**WHAT YOU NEED TO DO**
Copy every line of the data in which the word "touch" occurs.

────────────────

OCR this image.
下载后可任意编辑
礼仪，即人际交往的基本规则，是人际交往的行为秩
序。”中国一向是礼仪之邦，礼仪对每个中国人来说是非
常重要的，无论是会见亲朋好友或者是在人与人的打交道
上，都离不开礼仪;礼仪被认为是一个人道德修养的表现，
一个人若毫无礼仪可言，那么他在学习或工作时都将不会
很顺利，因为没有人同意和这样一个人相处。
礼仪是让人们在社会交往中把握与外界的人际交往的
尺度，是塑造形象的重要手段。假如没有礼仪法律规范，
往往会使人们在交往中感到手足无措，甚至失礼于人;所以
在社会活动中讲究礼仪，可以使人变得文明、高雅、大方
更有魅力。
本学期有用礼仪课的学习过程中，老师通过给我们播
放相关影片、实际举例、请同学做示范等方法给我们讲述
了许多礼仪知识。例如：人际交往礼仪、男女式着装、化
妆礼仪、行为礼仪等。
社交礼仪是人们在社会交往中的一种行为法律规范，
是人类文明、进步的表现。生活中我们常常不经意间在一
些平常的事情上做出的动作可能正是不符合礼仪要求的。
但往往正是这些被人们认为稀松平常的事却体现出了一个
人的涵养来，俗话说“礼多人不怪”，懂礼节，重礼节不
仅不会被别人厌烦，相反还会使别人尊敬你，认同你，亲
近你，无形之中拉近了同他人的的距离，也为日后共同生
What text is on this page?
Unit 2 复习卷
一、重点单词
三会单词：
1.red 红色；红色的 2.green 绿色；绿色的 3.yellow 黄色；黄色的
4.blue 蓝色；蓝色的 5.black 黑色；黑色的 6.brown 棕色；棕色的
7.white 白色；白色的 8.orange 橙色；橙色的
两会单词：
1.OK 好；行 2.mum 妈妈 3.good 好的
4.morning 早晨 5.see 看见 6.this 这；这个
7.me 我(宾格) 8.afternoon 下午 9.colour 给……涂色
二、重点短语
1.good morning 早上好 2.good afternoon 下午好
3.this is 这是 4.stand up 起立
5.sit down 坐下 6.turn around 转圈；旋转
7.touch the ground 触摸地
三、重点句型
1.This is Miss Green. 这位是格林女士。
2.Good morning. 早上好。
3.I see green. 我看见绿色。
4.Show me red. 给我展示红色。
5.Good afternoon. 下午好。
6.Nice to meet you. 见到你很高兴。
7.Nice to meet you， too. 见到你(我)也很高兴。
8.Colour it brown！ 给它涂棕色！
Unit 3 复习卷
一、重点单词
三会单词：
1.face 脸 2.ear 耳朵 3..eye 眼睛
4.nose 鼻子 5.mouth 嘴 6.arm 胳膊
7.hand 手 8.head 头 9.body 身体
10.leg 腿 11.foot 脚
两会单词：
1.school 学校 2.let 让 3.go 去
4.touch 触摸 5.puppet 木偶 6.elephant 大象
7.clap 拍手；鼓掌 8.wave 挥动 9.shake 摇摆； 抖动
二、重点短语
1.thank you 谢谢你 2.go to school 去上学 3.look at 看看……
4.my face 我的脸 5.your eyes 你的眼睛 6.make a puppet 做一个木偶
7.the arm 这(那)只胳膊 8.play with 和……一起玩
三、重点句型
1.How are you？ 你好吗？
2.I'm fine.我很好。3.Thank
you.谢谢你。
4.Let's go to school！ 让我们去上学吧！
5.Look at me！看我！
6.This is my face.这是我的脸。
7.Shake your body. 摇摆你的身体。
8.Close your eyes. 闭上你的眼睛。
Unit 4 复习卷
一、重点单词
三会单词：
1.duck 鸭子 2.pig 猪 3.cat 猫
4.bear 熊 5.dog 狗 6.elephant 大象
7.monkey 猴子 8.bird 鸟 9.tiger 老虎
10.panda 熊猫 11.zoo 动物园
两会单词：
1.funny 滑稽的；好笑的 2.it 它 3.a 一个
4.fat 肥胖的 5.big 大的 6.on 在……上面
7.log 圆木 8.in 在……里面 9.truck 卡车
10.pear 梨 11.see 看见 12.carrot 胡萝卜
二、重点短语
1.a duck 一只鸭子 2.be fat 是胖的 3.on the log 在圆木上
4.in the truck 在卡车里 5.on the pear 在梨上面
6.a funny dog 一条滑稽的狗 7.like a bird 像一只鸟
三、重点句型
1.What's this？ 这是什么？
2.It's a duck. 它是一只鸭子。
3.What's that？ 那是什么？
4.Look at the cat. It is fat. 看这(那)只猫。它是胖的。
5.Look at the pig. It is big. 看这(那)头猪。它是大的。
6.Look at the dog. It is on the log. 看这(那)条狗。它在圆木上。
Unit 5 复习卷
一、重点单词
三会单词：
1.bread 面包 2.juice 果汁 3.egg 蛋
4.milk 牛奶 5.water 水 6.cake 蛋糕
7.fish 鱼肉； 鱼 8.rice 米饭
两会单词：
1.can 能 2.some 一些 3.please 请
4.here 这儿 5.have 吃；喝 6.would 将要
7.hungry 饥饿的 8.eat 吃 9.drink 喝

────────────────

**EXERCISE OUTPUT**
7.touch the ground 触摸地
4.touch 触摸 5.puppet 木偶 6.elephant 大象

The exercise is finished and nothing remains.